— What the task asks —
Give the entries again, word for word.

Stored dataset items:
§ §

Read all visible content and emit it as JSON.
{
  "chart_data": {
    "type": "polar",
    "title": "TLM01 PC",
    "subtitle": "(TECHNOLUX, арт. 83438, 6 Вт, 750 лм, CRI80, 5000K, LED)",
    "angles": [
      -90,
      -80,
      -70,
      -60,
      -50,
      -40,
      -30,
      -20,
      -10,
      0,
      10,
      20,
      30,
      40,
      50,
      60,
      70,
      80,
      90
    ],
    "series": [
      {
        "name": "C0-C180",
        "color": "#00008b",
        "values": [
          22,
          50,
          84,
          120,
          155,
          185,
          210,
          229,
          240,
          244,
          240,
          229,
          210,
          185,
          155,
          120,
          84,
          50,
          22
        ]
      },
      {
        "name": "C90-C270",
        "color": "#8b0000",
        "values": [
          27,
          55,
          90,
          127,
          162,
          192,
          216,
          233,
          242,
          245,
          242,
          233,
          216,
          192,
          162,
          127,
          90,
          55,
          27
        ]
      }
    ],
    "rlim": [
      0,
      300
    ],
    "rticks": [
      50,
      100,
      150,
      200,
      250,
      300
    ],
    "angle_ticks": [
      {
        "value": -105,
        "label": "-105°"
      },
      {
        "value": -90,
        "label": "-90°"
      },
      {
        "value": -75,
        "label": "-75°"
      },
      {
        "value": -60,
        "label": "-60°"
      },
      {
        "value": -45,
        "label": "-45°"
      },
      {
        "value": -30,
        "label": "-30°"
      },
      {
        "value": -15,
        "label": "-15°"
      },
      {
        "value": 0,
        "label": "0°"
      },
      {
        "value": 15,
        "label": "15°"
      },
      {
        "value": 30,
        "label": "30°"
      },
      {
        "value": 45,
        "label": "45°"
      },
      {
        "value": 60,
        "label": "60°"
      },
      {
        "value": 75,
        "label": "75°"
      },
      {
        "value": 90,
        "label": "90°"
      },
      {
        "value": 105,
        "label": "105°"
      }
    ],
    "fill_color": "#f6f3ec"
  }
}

§ §

— Final answer —
Read all visible content and emit it as JSON.
{
  "chart_data": {
    "type": "polar",
    "title": "TLM01 PC",
    "subtitle": "(TECHNOLUX, арт. 83438, 6 Вт, 750 лм, CRI80, 5000K, LED)",
    "angles": [
      -90,
      -80,
      -70,
      -60,
      -50,
      -40,
      -30,
      -20,
      -10,
      0,
      10,
      20,
      30,
      40,
      50,
      60,
      70,
      80,
      90
    ],
    "series": [
      {
        "name": "C0-C180",
        "color": "#00008b",
        "values": [
          22,
          50,
          84,
          120,
          155,
          185,
          210,
          229,
          240,
          244,
          240,
          229,
          210,
          185,
          155,
          120,
          84,
          50,
          22
        ]
      },
      {
        "name": "C90-C270",
        "color": "#8b0000",
        "values": [
          27,
          55,
          90,
          127,
          162,
          192,
          216,
          233,
          242,
          245,
          242,
          233,
          216,
          192,
          162,
          127,
          90,
          55,
          27
        ]
      }
    ],
    "rlim": [
      0,
      300
    ],
    "rticks": [
      50,
      100,
      150,
      200,
      250,
      300
    ],
    "angle_ticks": [
      {
        "value": -105,
        "label": "-105°"
      },
      {
        "value": -90,
        "label": "-90°"
      },
      {
        "value": -75,
        "label": "-75°"
      },
      {
        "value": -60,
        "label": "-60°"
      },
      {
        "value": -45,
        "label": "-45°"
      },
      {
        "value": -30,
        "label": "-30°"
      },
      {
        "value": -15,
        "label": "-15°"
      },
      {
        "value": 0,
        "label": "0°"
      },
      {
        "value": 15,
        "label": "15°"
      },
      {
        "value": 30,
        "label": "30°"
      },
      {
        "value": 45,
        "label": "45°"
      },
      {
        "value": 60,
        "label": "60°"
      },
      {
        "value": 75,
        "label": "75°"
      },
      {
        "value": 90,
        "label": "90°"
      },
      {
        "value": 105,
        "label": "105°"
      }
    ],
    "fill_color": "#f6f3ec"
  }
}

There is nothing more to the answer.